What you need to do: Copy out each line that has "ylabel" in it.

======== Dataset records

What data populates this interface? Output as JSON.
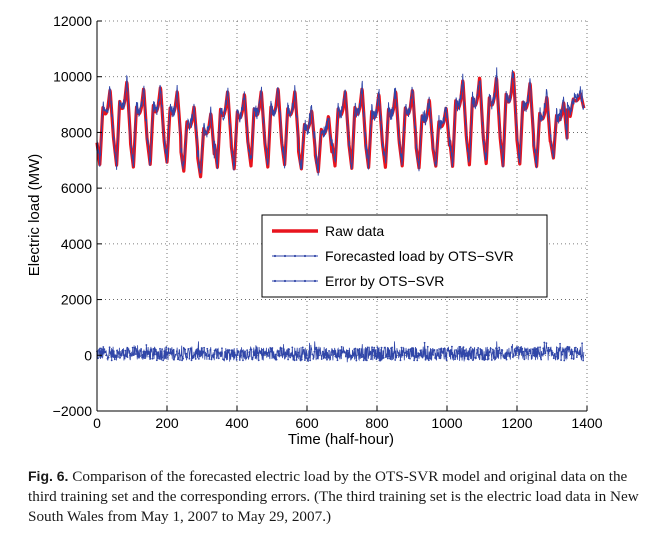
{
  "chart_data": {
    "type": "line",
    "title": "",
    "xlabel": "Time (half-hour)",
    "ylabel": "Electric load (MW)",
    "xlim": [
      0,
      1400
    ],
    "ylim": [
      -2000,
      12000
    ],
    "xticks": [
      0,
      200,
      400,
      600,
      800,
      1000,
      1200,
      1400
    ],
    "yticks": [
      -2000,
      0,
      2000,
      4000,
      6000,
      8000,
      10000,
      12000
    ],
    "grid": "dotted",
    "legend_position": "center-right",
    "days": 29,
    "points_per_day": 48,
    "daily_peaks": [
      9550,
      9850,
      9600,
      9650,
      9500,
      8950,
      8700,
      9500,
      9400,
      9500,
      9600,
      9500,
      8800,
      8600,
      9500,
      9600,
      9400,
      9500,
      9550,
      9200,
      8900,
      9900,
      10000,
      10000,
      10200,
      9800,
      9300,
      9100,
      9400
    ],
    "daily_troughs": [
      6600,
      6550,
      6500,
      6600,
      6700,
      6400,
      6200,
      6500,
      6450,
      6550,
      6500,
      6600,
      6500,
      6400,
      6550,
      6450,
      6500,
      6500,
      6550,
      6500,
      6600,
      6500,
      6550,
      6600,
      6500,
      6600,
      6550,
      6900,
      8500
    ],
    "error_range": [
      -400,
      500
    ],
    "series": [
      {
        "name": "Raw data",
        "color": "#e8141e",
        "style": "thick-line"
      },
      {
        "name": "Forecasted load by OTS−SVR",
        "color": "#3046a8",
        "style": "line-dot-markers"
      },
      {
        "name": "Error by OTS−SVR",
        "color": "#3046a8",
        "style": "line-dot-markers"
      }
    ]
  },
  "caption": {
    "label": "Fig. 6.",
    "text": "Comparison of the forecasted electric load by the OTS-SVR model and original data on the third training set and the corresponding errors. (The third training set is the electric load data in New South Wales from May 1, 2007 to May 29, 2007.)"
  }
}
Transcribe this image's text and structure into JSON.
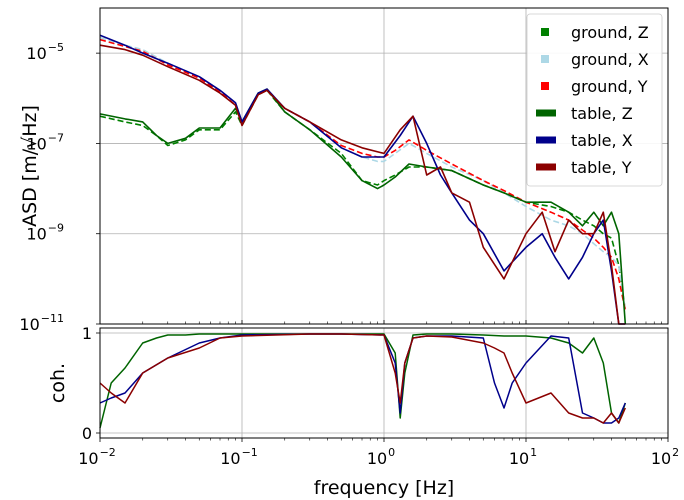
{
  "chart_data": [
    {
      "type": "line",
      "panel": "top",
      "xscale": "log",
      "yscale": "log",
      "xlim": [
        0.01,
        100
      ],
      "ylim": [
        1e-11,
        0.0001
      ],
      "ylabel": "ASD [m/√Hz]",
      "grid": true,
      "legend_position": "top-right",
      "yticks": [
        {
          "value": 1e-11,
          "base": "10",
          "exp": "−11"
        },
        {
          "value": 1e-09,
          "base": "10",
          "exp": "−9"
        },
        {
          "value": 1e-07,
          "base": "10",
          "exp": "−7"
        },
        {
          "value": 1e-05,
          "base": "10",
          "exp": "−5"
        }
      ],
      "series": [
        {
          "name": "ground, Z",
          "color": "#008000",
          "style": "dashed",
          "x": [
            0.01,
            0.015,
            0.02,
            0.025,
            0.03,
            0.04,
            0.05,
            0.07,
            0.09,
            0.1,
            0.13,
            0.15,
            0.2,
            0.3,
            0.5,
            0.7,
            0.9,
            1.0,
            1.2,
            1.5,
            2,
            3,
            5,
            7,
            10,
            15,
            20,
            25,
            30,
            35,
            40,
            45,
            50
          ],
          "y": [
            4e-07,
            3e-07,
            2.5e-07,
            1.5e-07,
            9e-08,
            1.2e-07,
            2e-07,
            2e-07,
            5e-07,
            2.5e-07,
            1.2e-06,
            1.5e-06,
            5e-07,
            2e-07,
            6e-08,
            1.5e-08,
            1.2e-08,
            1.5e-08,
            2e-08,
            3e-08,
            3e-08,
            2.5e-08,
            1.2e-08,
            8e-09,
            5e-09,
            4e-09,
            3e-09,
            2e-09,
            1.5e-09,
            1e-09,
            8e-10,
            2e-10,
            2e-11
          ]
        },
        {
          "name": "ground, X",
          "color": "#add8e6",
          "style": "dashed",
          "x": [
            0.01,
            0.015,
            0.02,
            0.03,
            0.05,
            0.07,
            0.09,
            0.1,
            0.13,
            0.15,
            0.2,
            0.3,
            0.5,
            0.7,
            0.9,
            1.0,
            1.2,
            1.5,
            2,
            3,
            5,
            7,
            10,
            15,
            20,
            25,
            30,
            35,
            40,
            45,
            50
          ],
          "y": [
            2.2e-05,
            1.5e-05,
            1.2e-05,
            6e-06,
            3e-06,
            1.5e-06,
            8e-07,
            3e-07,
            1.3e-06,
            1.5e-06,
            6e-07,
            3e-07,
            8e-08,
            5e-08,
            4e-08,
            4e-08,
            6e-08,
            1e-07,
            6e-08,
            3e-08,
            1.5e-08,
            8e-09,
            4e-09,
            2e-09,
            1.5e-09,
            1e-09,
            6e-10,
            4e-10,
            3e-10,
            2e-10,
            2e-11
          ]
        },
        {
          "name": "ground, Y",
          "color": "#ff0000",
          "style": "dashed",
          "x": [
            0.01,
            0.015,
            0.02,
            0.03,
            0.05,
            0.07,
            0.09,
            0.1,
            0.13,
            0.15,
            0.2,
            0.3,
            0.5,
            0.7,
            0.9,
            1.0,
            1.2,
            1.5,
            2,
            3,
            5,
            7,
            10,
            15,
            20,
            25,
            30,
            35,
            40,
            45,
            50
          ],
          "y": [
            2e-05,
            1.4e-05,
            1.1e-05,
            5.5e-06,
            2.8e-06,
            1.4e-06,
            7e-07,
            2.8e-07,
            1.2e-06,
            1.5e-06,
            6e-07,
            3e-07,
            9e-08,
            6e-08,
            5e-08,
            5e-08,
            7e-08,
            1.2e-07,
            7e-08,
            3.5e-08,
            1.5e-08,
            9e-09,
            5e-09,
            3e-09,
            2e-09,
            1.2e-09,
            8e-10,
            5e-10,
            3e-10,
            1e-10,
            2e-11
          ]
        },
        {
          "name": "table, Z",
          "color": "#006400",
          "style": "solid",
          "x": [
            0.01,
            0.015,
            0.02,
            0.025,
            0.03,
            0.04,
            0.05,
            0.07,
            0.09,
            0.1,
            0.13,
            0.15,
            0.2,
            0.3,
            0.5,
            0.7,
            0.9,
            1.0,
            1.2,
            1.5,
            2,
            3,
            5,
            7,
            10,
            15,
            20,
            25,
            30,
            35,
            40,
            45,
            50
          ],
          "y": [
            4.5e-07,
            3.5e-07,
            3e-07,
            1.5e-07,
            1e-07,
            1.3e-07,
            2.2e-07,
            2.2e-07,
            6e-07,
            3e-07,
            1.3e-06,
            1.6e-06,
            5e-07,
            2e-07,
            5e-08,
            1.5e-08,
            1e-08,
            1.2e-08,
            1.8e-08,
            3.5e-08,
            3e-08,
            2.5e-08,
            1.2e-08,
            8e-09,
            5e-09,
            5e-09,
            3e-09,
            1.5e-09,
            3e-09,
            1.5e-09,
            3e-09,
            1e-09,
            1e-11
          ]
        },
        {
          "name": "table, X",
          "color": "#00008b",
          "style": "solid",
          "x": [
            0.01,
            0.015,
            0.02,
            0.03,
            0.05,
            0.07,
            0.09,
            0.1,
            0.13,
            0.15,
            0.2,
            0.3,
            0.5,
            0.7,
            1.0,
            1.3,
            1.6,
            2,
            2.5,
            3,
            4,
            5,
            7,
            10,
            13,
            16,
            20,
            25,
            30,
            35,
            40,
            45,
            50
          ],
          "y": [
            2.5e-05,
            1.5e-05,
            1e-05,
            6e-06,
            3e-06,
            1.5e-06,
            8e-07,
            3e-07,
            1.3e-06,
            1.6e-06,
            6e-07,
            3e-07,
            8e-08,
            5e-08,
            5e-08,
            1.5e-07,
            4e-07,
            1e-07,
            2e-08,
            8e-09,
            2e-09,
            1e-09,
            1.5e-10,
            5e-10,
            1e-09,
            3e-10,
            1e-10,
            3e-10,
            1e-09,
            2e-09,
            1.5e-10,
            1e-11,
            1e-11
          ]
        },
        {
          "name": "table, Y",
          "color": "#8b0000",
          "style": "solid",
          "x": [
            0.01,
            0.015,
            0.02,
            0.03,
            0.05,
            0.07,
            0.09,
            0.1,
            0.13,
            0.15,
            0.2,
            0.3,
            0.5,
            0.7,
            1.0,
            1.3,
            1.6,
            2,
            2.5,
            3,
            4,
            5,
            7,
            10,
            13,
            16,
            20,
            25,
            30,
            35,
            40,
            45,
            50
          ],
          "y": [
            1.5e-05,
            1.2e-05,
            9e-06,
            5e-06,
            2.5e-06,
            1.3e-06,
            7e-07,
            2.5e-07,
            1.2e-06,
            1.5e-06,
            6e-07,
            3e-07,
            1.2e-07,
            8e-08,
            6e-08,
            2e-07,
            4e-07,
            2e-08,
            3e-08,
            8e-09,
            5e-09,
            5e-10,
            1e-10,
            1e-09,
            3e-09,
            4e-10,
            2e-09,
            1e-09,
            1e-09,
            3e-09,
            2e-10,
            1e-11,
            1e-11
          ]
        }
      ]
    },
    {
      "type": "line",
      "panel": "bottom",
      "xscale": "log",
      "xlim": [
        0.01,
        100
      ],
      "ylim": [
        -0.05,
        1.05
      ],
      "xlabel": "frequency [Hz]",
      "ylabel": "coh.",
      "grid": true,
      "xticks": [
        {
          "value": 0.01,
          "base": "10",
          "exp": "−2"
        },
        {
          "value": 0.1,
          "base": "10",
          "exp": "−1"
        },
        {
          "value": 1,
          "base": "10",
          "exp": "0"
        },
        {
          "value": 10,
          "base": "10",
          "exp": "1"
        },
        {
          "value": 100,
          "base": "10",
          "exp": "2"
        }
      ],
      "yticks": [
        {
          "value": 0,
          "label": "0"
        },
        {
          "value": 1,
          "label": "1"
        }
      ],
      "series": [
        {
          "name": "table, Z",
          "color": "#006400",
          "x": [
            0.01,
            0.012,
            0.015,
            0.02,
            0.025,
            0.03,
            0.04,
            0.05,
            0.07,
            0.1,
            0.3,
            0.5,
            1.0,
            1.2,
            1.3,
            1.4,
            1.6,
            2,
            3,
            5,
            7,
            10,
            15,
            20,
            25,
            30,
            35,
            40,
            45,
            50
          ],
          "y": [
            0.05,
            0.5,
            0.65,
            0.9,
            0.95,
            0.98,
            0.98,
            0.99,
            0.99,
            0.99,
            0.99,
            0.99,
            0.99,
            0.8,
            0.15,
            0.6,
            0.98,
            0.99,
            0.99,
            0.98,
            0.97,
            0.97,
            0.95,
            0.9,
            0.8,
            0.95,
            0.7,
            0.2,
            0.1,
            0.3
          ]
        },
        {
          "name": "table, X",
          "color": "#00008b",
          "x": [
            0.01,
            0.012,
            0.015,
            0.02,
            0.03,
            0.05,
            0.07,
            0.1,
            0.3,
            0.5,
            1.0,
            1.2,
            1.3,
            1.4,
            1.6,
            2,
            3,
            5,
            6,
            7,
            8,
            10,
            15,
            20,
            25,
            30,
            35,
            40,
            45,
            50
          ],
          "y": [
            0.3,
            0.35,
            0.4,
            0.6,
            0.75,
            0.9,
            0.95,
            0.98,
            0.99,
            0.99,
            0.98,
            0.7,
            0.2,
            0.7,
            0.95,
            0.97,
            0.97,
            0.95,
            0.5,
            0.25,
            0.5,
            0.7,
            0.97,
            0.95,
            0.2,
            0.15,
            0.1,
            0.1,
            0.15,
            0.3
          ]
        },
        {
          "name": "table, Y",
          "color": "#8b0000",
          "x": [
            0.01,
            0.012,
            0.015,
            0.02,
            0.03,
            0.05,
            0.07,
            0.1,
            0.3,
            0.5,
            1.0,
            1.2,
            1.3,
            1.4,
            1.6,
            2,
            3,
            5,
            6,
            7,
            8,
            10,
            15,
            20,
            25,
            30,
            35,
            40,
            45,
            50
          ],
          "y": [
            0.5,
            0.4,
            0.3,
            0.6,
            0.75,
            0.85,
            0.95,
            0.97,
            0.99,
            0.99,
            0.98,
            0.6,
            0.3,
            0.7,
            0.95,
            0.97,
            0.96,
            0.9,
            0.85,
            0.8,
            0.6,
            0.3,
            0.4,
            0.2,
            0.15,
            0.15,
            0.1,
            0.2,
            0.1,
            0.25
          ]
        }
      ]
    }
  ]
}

================

Finished exercise:
    "ylabel": "Electric load (MW)",
      "ylabel": "ASD [m/√Hz]",
      "ylabel": "coh.",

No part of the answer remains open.